Reproduce all of the data that follows, character for character.

>> Begin Material

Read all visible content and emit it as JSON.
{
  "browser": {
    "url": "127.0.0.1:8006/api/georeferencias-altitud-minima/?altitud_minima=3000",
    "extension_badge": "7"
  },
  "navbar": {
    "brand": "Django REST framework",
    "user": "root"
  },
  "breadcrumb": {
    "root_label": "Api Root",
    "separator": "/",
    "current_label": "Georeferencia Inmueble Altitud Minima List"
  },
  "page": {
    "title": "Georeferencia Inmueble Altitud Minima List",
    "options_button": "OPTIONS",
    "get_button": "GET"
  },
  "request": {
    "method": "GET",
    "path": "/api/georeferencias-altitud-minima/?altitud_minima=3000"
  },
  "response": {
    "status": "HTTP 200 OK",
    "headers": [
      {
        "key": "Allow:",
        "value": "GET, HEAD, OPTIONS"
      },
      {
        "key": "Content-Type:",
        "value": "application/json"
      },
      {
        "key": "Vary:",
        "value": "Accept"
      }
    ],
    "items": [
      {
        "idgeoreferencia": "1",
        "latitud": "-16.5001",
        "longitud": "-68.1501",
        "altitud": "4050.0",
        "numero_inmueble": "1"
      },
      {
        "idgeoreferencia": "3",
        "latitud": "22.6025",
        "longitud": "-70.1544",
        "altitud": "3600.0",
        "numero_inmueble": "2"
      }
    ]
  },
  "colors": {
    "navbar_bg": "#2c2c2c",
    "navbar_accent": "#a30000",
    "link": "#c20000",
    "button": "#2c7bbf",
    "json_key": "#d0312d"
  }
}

>> End Material

**Exercise solution**
Read all visible content and emit it as JSON.
{
  "browser": {
    "url": "127.0.0.1:8006/api/georeferencias-altitud-minima/?altitud_minima=3000",
    "extension_badge": "7"
  },
  "navbar": {
    "brand": "Django REST framework",
    "user": "root"
  },
  "breadcrumb": {
    "root_label": "Api Root",
    "separator": "/",
    "current_label": "Georeferencia Inmueble Altitud Minima List"
  },
  "page": {
    "title": "Georeferencia Inmueble Altitud Minima List",
    "options_button": "OPTIONS",
    "get_button": "GET"
  },
  "request": {
    "method": "GET",
    "path": "/api/georeferencias-altitud-minima/?altitud_minima=3000"
  },
  "response": {
    "status": "HTTP 200 OK",
    "headers": [
      {
        "key": "Allow:",
        "value": "GET, HEAD, OPTIONS"
      },
      {
        "key": "Content-Type:",
        "value": "application/json"
      },
      {
        "key": "Vary:",
        "value": "Accept"
      }
    ],
    "items": [
      {
        "idgeoreferencia": "1",
        "latitud": "-16.5001",
        "longitud": "-68.1501",
        "altitud": "4050.0",
        "numero_inmueble": "1"
      },
      {
        "idgeoreferencia": "3",
        "latitud": "22.6025",
        "longitud": "-70.1544",
        "altitud": "3600.0",
        "numero_inmueble": "2"
      }
    ]
  },
  "colors": {
    "navbar_bg": "#2c2c2c",
    "navbar_accent": "#a30000",
    "link": "#c20000",
    "button": "#2c7bbf",
    "json_key": "#d0312d"
  }
}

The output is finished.